BRIEF:
Using the word "Peso" as the filter, copy each matching line from the records.

⁂

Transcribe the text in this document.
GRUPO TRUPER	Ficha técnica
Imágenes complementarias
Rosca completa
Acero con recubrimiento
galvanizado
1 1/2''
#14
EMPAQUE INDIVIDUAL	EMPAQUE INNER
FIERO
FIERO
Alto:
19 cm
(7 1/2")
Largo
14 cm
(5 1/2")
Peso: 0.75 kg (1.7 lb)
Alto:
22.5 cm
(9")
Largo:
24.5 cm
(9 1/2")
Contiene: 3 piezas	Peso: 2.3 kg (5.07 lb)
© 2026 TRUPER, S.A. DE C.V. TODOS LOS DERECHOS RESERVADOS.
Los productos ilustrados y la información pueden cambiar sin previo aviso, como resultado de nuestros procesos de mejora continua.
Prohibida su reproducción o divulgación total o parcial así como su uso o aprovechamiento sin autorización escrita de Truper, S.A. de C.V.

⁂

RESULT OF THIS EXERCISE:
Peso: 0.75 kg (1.7 lb)
Contiene: 3 piezas	Peso: 2.3 kg (5.07 lb)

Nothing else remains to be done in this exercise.